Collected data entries
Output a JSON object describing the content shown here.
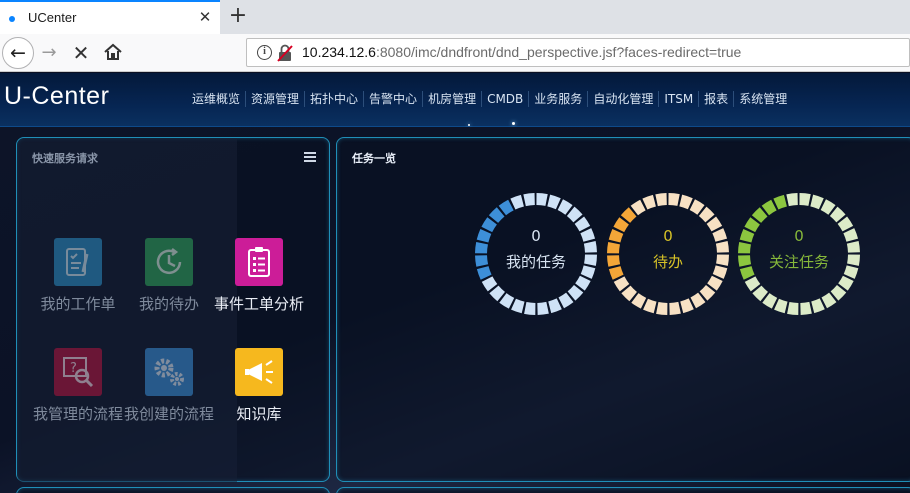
{
  "browser": {
    "tab_title": "UCenter",
    "tab_close": "✕",
    "new_tab": "+",
    "url_host": "10.234.12.6",
    "url_rest": ":8080/imc/dndfront/dnd_perspective.jsf?faces-redirect=true"
  },
  "header": {
    "logo": "U-Center",
    "nav": [
      "运维概览",
      "资源管理",
      "拓扑中心",
      "告警中心",
      "机房管理",
      "CMDB",
      "业务服务",
      "自动化管理",
      "ITSM",
      "报表",
      "系统管理"
    ]
  },
  "quick_panel": {
    "title": "快速服务请求",
    "tiles": [
      {
        "label": "我的工作单",
        "icon": "checklist-icon",
        "color": "#2b8fc4"
      },
      {
        "label": "我的待办",
        "icon": "clock-refresh-icon",
        "color": "#2fa35a"
      },
      {
        "label": "事件工单分析",
        "icon": "clipboard-list-icon",
        "color": "#cc1d98"
      },
      {
        "label": "我管理的流程",
        "icon": "magnifier-question-icon",
        "color": "#b3143f"
      },
      {
        "label": "我创建的流程",
        "icon": "gears-icon",
        "color": "#3a8fd6"
      },
      {
        "label": "知识库",
        "icon": "megaphone-icon",
        "color": "#f6b81e"
      }
    ]
  },
  "task_panel": {
    "title": "任务一览",
    "rings": [
      {
        "count": "0",
        "label": "我的任务",
        "accent": "#3d8fd8",
        "soft": "#cfe2f6",
        "text_color": "#d8e4f2",
        "fill_fraction": 0.25
      },
      {
        "count": "0",
        "label": "待办",
        "accent": "#f4a638",
        "soft": "#f7e1c4",
        "text_color": "#d7c227",
        "fill_fraction": 0.22
      },
      {
        "count": "0",
        "label": "关注任务",
        "accent": "#8cc63f",
        "soft": "#dcebc8",
        "text_color": "#86b83a",
        "fill_fraction": 0.3
      }
    ]
  }
}
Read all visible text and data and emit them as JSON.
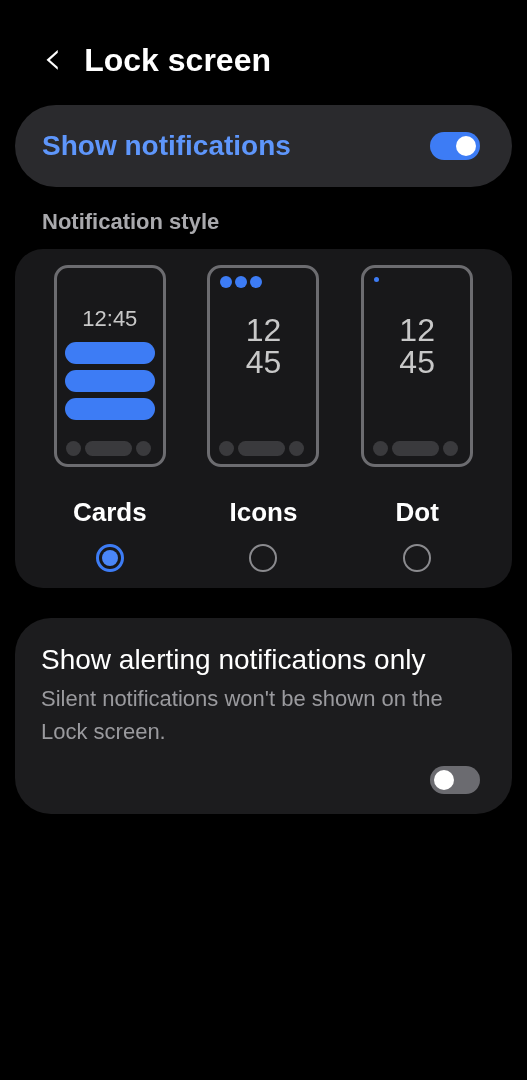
{
  "header": {
    "back_glyph": "‹",
    "title": "Lock screen"
  },
  "show_notifications": {
    "label": "Show notifications",
    "on": true
  },
  "notification_style": {
    "heading": "Notification style",
    "styles": [
      {
        "kind": "cards",
        "label": "Cards",
        "clock_lines": [
          "12:45"
        ],
        "selected": true
      },
      {
        "kind": "icons",
        "label": "Icons",
        "clock_lines": [
          "12",
          "45"
        ],
        "selected": false
      },
      {
        "kind": "dot",
        "label": "Dot",
        "clock_lines": [
          "12",
          "45"
        ],
        "selected": false
      }
    ]
  },
  "alerting_only": {
    "title": "Show alerting notifications only",
    "description": "Silent notifications won't be shown on the Lock screen.",
    "on": false
  }
}
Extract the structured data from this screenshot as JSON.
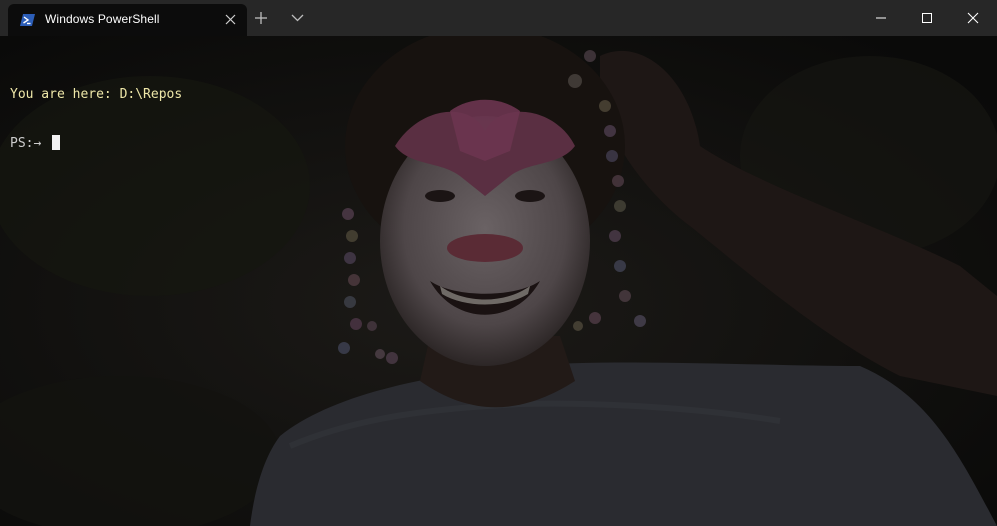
{
  "tab": {
    "title": "Windows PowerShell",
    "icon": "powershell-icon"
  },
  "toolbar": {
    "new_tab_icon": "plus-icon",
    "dropdown_icon": "chevron-down-icon"
  },
  "window_controls": {
    "minimize_icon": "minimize-icon",
    "maximize_icon": "maximize-icon",
    "close_icon": "close-icon"
  },
  "terminal": {
    "location_line": "You are here: D:\\Repos",
    "prompt": "PS:→ ",
    "background_image": "girl-with-face-paint-and-beaded-braids"
  },
  "colors": {
    "titlebar": "#272727",
    "terminal_bg": "#0c0c0c",
    "location_text": "#eee7a8",
    "prompt_text": "#cccccc",
    "powershell_blue": "#2c5eb8"
  }
}
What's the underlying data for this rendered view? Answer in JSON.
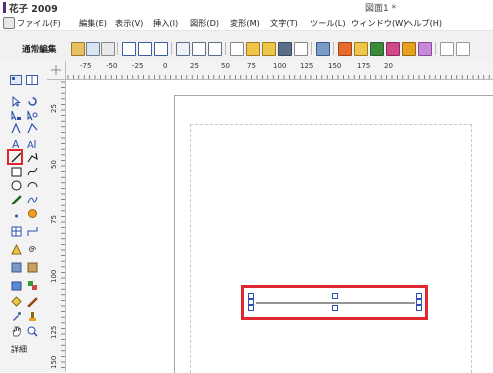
{
  "titlebar": {
    "app_title": "花子 2009",
    "document_title": "図面1 *"
  },
  "menubar": [
    {
      "id": "file",
      "label": "ファイル(F)"
    },
    {
      "id": "edit",
      "label": "編集(E)"
    },
    {
      "id": "view",
      "label": "表示(V)"
    },
    {
      "id": "insert",
      "label": "挿入(I)"
    },
    {
      "id": "shape",
      "label": "図形(D)"
    },
    {
      "id": "transform",
      "label": "変形(M)"
    },
    {
      "id": "text",
      "label": "文字(T)"
    },
    {
      "id": "tools",
      "label": "ツール(L)"
    },
    {
      "id": "window",
      "label": "ウィンドウ(W)"
    },
    {
      "id": "help",
      "label": "ヘルプ(H)"
    }
  ],
  "toolbar": {
    "mode_label": "通常編集"
  },
  "left_panel": {
    "detail_label": "詳細"
  },
  "rulers": {
    "horizontal_labels": [
      "-75",
      "-50",
      "-25",
      "0",
      "25",
      "50",
      "75",
      "100",
      "125",
      "150",
      "175",
      "20"
    ],
    "vertical_labels": [
      "25",
      "50",
      "75",
      "100",
      "125",
      "150"
    ]
  },
  "colors": {
    "highlight": "#e0262e",
    "selection_handle": "#2a4fb8",
    "title_accent": "#5a2a7a"
  }
}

▸ Problem statement: Set down every entry word for word, but omit the pictures.

▸ Task result:
Output a JSON object describing the content shown here.
{
  "browser": {
    "tab_title": "UCenter",
    "tab_close": "✕",
    "new_tab": "+",
    "url_host": "10.234.12.6",
    "url_rest": ":8080/imc/dndfront/dnd_perspective.jsf?faces-redirect=true"
  },
  "header": {
    "logo": "U-Center",
    "nav": [
      "运维概览",
      "资源管理",
      "拓扑中心",
      "告警中心",
      "机房管理",
      "CMDB",
      "业务服务",
      "自动化管理",
      "ITSM",
      "报表",
      "系统管理"
    ]
  },
  "quick_panel": {
    "title": "快速服务请求",
    "tiles": [
      {
        "label": "我的工作单",
        "icon": "checklist-icon",
        "color": "#2b8fc4"
      },
      {
        "label": "我的待办",
        "icon": "clock-refresh-icon",
        "color": "#2fa35a"
      },
      {
        "label": "事件工单分析",
        "icon": "clipboard-list-icon",
        "color": "#cc1d98"
      },
      {
        "label": "我管理的流程",
        "icon": "magnifier-question-icon",
        "color": "#b3143f"
      },
      {
        "label": "我创建的流程",
        "icon": "gears-icon",
        "color": "#3a8fd6"
      },
      {
        "label": "知识库",
        "icon": "megaphone-icon",
        "color": "#f6b81e"
      }
    ]
  },
  "task_panel": {
    "title": "任务一览",
    "rings": [
      {
        "count": "0",
        "label": "我的任务",
        "accent": "#3d8fd8",
        "soft": "#cfe2f6",
        "text_color": "#d8e4f2",
        "fill_fraction": 0.25
      },
      {
        "count": "0",
        "label": "待办",
        "accent": "#f4a638",
        "soft": "#f7e1c4",
        "text_color": "#d7c227",
        "fill_fraction": 0.22
      },
      {
        "count": "0",
        "label": "关注任务",
        "accent": "#8cc63f",
        "soft": "#dcebc8",
        "text_color": "#86b83a",
        "fill_fraction": 0.3
      }
    ]
  }
}
Read all visible text and data and emit them as JSON.
{
  "header": {
    "back_glyph": "‹",
    "title": "Lock screen"
  },
  "show_notifications": {
    "label": "Show notifications",
    "on": true
  },
  "notification_style": {
    "heading": "Notification style",
    "styles": [
      {
        "kind": "cards",
        "label": "Cards",
        "clock_lines": [
          "12:45"
        ],
        "selected": true
      },
      {
        "kind": "icons",
        "label": "Icons",
        "clock_lines": [
          "12",
          "45"
        ],
        "selected": false
      },
      {
        "kind": "dot",
        "label": "Dot",
        "clock_lines": [
          "12",
          "45"
        ],
        "selected": false
      }
    ]
  },
  "alerting_only": {
    "title": "Show alerting notifications only",
    "description": "Silent notifications won't be shown on the Lock screen.",
    "on": false
  }
}
Extract the structured data from this screenshot as JSON.
{
  "tab": {
    "title": "Windows PowerShell",
    "icon": "powershell-icon"
  },
  "toolbar": {
    "new_tab_icon": "plus-icon",
    "dropdown_icon": "chevron-down-icon"
  },
  "window_controls": {
    "minimize_icon": "minimize-icon",
    "maximize_icon": "maximize-icon",
    "close_icon": "close-icon"
  },
  "terminal": {
    "location_line": "You are here: D:\\Repos",
    "prompt": "PS:→ ",
    "background_image": "girl-with-face-paint-and-beaded-braids"
  },
  "colors": {
    "titlebar": "#272727",
    "terminal_bg": "#0c0c0c",
    "location_text": "#eee7a8",
    "prompt_text": "#cccccc",
    "powershell_blue": "#2c5eb8"
  }
}
What's the underlying data for this rendered view? Answer in JSON.
{
  "titlebar": {
    "app_title": "花子 2009",
    "document_title": "図面1 *"
  },
  "menubar": [
    {
      "id": "file",
      "label": "ファイル(F)"
    },
    {
      "id": "edit",
      "label": "編集(E)"
    },
    {
      "id": "view",
      "label": "表示(V)"
    },
    {
      "id": "insert",
      "label": "挿入(I)"
    },
    {
      "id": "shape",
      "label": "図形(D)"
    },
    {
      "id": "transform",
      "label": "変形(M)"
    },
    {
      "id": "text",
      "label": "文字(T)"
    },
    {
      "id": "tools",
      "label": "ツール(L)"
    },
    {
      "id": "window",
      "label": "ウィンドウ(W)"
    },
    {
      "id": "help",
      "label": "ヘルプ(H)"
    }
  ],
  "toolbar": {
    "mode_label": "通常編集"
  },
  "left_panel": {
    "detail_label": "詳細"
  },
  "rulers": {
    "horizontal_labels": [
      "-75",
      "-50",
      "-25",
      "0",
      "25",
      "50",
      "75",
      "100",
      "125",
      "150",
      "175",
      "20"
    ],
    "vertical_labels": [
      "25",
      "50",
      "75",
      "100",
      "125",
      "150"
    ]
  },
  "colors": {
    "highlight": "#e0262e",
    "selection_handle": "#2a4fb8",
    "title_accent": "#5a2a7a"
  }
}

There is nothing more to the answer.